+++ Provided entries

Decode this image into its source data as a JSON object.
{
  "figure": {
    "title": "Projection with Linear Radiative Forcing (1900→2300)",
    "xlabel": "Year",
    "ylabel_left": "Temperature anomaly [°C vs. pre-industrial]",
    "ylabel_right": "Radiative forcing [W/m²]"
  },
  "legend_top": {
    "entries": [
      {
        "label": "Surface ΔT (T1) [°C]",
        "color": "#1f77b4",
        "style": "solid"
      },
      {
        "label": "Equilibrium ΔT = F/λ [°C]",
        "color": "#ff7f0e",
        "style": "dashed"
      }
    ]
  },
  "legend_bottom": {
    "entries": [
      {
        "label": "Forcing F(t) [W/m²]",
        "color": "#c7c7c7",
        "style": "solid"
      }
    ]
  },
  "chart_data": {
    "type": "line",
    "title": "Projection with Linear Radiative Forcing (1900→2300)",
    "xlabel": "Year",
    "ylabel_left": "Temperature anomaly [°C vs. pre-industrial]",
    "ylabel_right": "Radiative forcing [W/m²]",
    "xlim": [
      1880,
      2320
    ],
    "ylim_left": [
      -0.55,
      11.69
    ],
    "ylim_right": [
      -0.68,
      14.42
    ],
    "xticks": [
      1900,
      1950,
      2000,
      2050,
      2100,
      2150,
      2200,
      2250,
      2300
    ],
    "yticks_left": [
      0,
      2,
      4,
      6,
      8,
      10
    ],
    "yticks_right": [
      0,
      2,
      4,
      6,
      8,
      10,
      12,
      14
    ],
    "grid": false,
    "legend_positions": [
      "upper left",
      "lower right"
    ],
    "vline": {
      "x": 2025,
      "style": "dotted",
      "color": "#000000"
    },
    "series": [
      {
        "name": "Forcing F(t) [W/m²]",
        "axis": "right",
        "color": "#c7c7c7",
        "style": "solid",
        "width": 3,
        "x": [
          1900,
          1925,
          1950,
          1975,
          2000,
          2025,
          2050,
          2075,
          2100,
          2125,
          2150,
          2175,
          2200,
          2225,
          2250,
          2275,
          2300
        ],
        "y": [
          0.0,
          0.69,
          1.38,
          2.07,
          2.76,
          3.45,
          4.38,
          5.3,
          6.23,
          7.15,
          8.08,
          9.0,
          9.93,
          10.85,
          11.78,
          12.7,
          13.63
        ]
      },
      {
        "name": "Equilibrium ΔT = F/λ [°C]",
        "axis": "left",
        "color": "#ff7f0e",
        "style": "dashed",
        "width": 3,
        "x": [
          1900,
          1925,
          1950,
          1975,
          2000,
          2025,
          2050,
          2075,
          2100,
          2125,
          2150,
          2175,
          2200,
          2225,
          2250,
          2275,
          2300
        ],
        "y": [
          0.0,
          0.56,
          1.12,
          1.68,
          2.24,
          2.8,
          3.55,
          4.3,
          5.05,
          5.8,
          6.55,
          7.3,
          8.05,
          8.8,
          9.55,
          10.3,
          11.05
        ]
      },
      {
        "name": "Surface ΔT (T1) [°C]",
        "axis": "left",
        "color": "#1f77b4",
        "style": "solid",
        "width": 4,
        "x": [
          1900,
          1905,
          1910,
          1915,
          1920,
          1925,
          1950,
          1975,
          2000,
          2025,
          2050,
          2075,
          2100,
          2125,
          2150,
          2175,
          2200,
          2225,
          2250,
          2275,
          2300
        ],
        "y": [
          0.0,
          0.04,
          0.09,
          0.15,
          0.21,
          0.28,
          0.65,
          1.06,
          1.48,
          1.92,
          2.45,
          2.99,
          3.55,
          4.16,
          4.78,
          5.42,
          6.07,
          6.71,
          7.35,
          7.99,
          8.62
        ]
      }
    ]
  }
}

++++++

**Do this**
Reproduce each line verbatim.

**Correct response**
Decode this image into its source data as a JSON object.
{
  "figure": {
    "title": "Projection with Linear Radiative Forcing (1900→2300)",
    "xlabel": "Year",
    "ylabel_left": "Temperature anomaly [°C vs. pre-industrial]",
    "ylabel_right": "Radiative forcing [W/m²]"
  },
  "legend_top": {
    "entries": [
      {
        "label": "Surface ΔT (T1) [°C]",
        "color": "#1f77b4",
        "style": "solid"
      },
      {
        "label": "Equilibrium ΔT = F/λ [°C]",
        "color": "#ff7f0e",
        "style": "dashed"
      }
    ]
  },
  "legend_bottom": {
    "entries": [
      {
        "label": "Forcing F(t) [W/m²]",
        "color": "#c7c7c7",
        "style": "solid"
      }
    ]
  },
  "chart_data": {
    "type": "line",
    "title": "Projection with Linear Radiative Forcing (1900→2300)",
    "xlabel": "Year",
    "ylabel_left": "Temperature anomaly [°C vs. pre-industrial]",
    "ylabel_right": "Radiative forcing [W/m²]",
    "xlim": [
      1880,
      2320
    ],
    "ylim_left": [
      -0.55,
      11.69
    ],
    "ylim_right": [
      -0.68,
      14.42
    ],
    "xticks": [
      1900,
      1950,
      2000,
      2050,
      2100,
      2150,
      2200,
      2250,
      2300
    ],
    "yticks_left": [
      0,
      2,
      4,
      6,
      8,
      10
    ],
    "yticks_right": [
      0,
      2,
      4,
      6,
      8,
      10,
      12,
      14
    ],
    "grid": false,
    "legend_positions": [
      "upper left",
      "lower right"
    ],
    "vline": {
      "x": 2025,
      "style": "dotted",
      "color": "#000000"
    },
    "series": [
      {
        "name": "Forcing F(t) [W/m²]",
        "axis": "right",
        "color": "#c7c7c7",
        "style": "solid",
        "width": 3,
        "x": [
          1900,
          1925,
          1950,
          1975,
          2000,
          2025,
          2050,
          2075,
          2100,
          2125,
          2150,
          2175,
          2200,
          2225,
          2250,
          2275,
          2300
        ],
        "y": [
          0.0,
          0.69,
          1.38,
          2.07,
          2.76,
          3.45,
          4.38,
          5.3,
          6.23,
          7.15,
          8.08,
          9.0,
          9.93,
          10.85,
          11.78,
          12.7,
          13.63
        ]
      },
      {
        "name": "Equilibrium ΔT = F/λ [°C]",
        "axis": "left",
        "color": "#ff7f0e",
        "style": "dashed",
        "width": 3,
        "x": [
          1900,
          1925,
          1950,
          1975,
          2000,
          2025,
          2050,
          2075,
          2100,
          2125,
          2150,
          2175,
          2200,
          2225,
          2250,
          2275,
          2300
        ],
        "y": [
          0.0,
          0.56,
          1.12,
          1.68,
          2.24,
          2.8,
          3.55,
          4.3,
          5.05,
          5.8,
          6.55,
          7.3,
          8.05,
          8.8,
          9.55,
          10.3,
          11.05
        ]
      },
      {
        "name": "Surface ΔT (T1) [°C]",
        "axis": "left",
        "color": "#1f77b4",
        "style": "solid",
        "width": 4,
        "x": [
          1900,
          1905,
          1910,
          1915,
          1920,
          1925,
          1950,
          1975,
          2000,
          2025,
          2050,
          2075,
          2100,
          2125,
          2150,
          2175,
          2200,
          2225,
          2250,
          2275,
          2300
        ],
        "y": [
          0.0,
          0.04,
          0.09,
          0.15,
          0.21,
          0.28,
          0.65,
          1.06,
          1.48,
          1.92,
          2.45,
          2.99,
          3.55,
          4.16,
          4.78,
          5.42,
          6.07,
          6.71,
          7.35,
          7.99,
          8.62
        ]
      }
    ]
  }
}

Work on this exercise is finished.